Dataset entries on figures
══════════
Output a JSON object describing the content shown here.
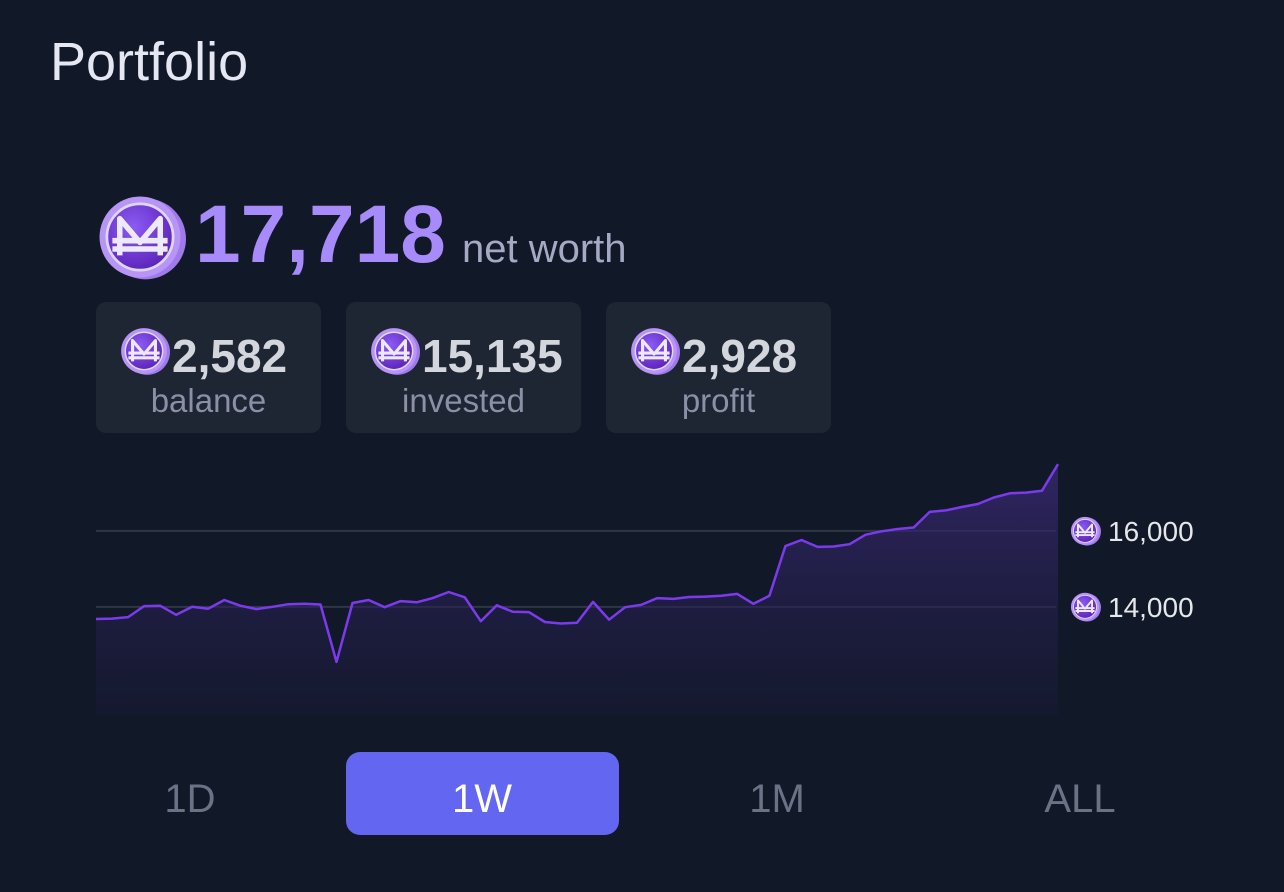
{
  "header": {
    "title": "Portfolio"
  },
  "summary": {
    "net_worth": "17,718",
    "net_worth_label": "net worth"
  },
  "stats": [
    {
      "value": "2,582",
      "label": "balance"
    },
    {
      "value": "15,135",
      "label": "invested"
    },
    {
      "value": "2,928",
      "label": "profit"
    }
  ],
  "chart_data": {
    "type": "line",
    "color": "#7c3aed",
    "values": [
      13680,
      13690,
      13730,
      14020,
      14030,
      13790,
      14000,
      13950,
      14180,
      14030,
      13940,
      14000,
      14070,
      14080,
      14060,
      12550,
      14100,
      14180,
      13990,
      14150,
      14120,
      14230,
      14390,
      14250,
      13620,
      14040,
      13870,
      13860,
      13600,
      13560,
      13580,
      14130,
      13660,
      13990,
      14050,
      14230,
      14210,
      14260,
      14270,
      14290,
      14340,
      14080,
      14290,
      15600,
      15760,
      15580,
      15590,
      15650,
      15900,
      15990,
      16050,
      16090,
      16500,
      16540,
      16630,
      16710,
      16880,
      16990,
      17010,
      17060,
      17760
    ],
    "ylim": [
      11150,
      18000
    ],
    "yticks": [
      {
        "value": 16000,
        "label": "16,000"
      },
      {
        "value": 14000,
        "label": "14,000"
      }
    ],
    "grid": true
  },
  "tabs": {
    "items": [
      "1D",
      "1W",
      "1M",
      "ALL"
    ],
    "active": 1
  }
}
══════════
**Aim**
The records above must be transcribed exactly. Pictures are left out of the copy.

**Correct response**
Output a JSON object describing the content shown here.
{
  "header": {
    "title": "Portfolio"
  },
  "summary": {
    "net_worth": "17,718",
    "net_worth_label": "net worth"
  },
  "stats": [
    {
      "value": "2,582",
      "label": "balance"
    },
    {
      "value": "15,135",
      "label": "invested"
    },
    {
      "value": "2,928",
      "label": "profit"
    }
  ],
  "chart_data": {
    "type": "line",
    "color": "#7c3aed",
    "values": [
      13680,
      13690,
      13730,
      14020,
      14030,
      13790,
      14000,
      13950,
      14180,
      14030,
      13940,
      14000,
      14070,
      14080,
      14060,
      12550,
      14100,
      14180,
      13990,
      14150,
      14120,
      14230,
      14390,
      14250,
      13620,
      14040,
      13870,
      13860,
      13600,
      13560,
      13580,
      14130,
      13660,
      13990,
      14050,
      14230,
      14210,
      14260,
      14270,
      14290,
      14340,
      14080,
      14290,
      15600,
      15760,
      15580,
      15590,
      15650,
      15900,
      15990,
      16050,
      16090,
      16500,
      16540,
      16630,
      16710,
      16880,
      16990,
      17010,
      17060,
      17760
    ],
    "ylim": [
      11150,
      18000
    ],
    "yticks": [
      {
        "value": 16000,
        "label": "16,000"
      },
      {
        "value": 14000,
        "label": "14,000"
      }
    ],
    "grid": true
  },
  "tabs": {
    "items": [
      "1D",
      "1W",
      "1M",
      "ALL"
    ],
    "active": 1
  }
}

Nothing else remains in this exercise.